*Task prompt:*
Identify every line in the records below that contains the word "borrow", and copy each of those lines.

####

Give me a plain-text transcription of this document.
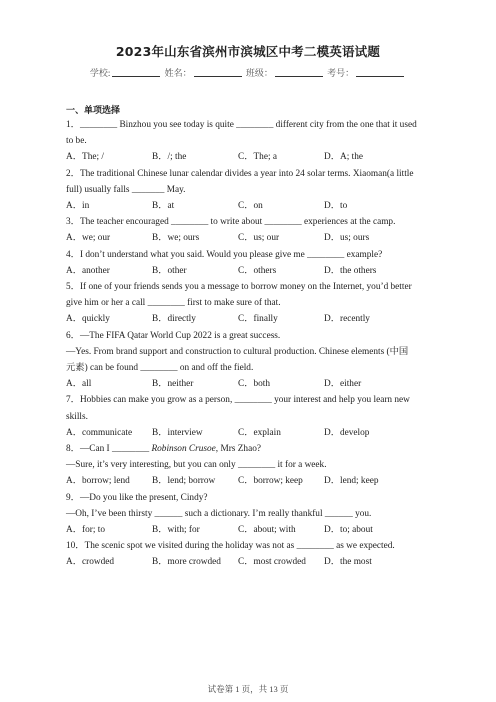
2023年山东省滨州市滨城区中考二模英语试题
学校:	姓名：	班级：	考号：
一、单项选择

1．________ Binzhou you see today is quite ________ different city from the one that it used

to be.

A．The; /	B．/; the	C．The; a	D．A; the

2．The traditional Chinese lunar calendar divides a year into 24 solar terms. Xiaoman(a little

full) usually falls _______ May.

A．in	B．at	C．on	D．to

3．The teacher encouraged ________ to write about ________ experiences at the camp.

A．we; our	B．we; ours	C．us; our	D．us; ours

4．I don’t understand what you said. Would you please give me ________ example?

A．another	B．other	C．others	D．the others

5．If one of your friends sends you a message to borrow money on the Internet, you’d better

give him or her a call ________ first to make sure of that.

A．quickly	B．directly	C．finally	D．recently

6．—The FIFA Qatar World Cup 2022 is a great success.

—Yes. From brand support and construction to cultural production. Chinese elements (中国

元素) can be found ________ on and off the field.

A．all	B．neither	C．both	D．either

7．Hobbies can make you grow as a person, ________ your interest and help you learn new

skills.

A．communicate	B．interview	C．explain	D．develop

8．—Can I ________ Robinson Crusoe, Mrs Zhao?

—Sure, it’s very interesting, but you can only ________ it for a week.

A．borrow; lend	B．lend; borrow	C．borrow; keep	D．lend; keep

9．—Do you like the present, Cindy?

—Oh, I’ve been thirsty ______ such a dictionary. I’m really thankful ______ you.

A．for; to	B．with; for	C．about; with	D．to; about

10．The scenic spot we visited during the holiday was not as ________ as we expected.

A．crowded	B．more crowded	C．most crowded	D．the most
试卷第 1 页，共 13 页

####

*Result:*
5．If one of your friends sends you a message to borrow money on the Internet, you’d better
A．borrow; lend	B．lend; borrow	C．borrow; keep	D．lend; keep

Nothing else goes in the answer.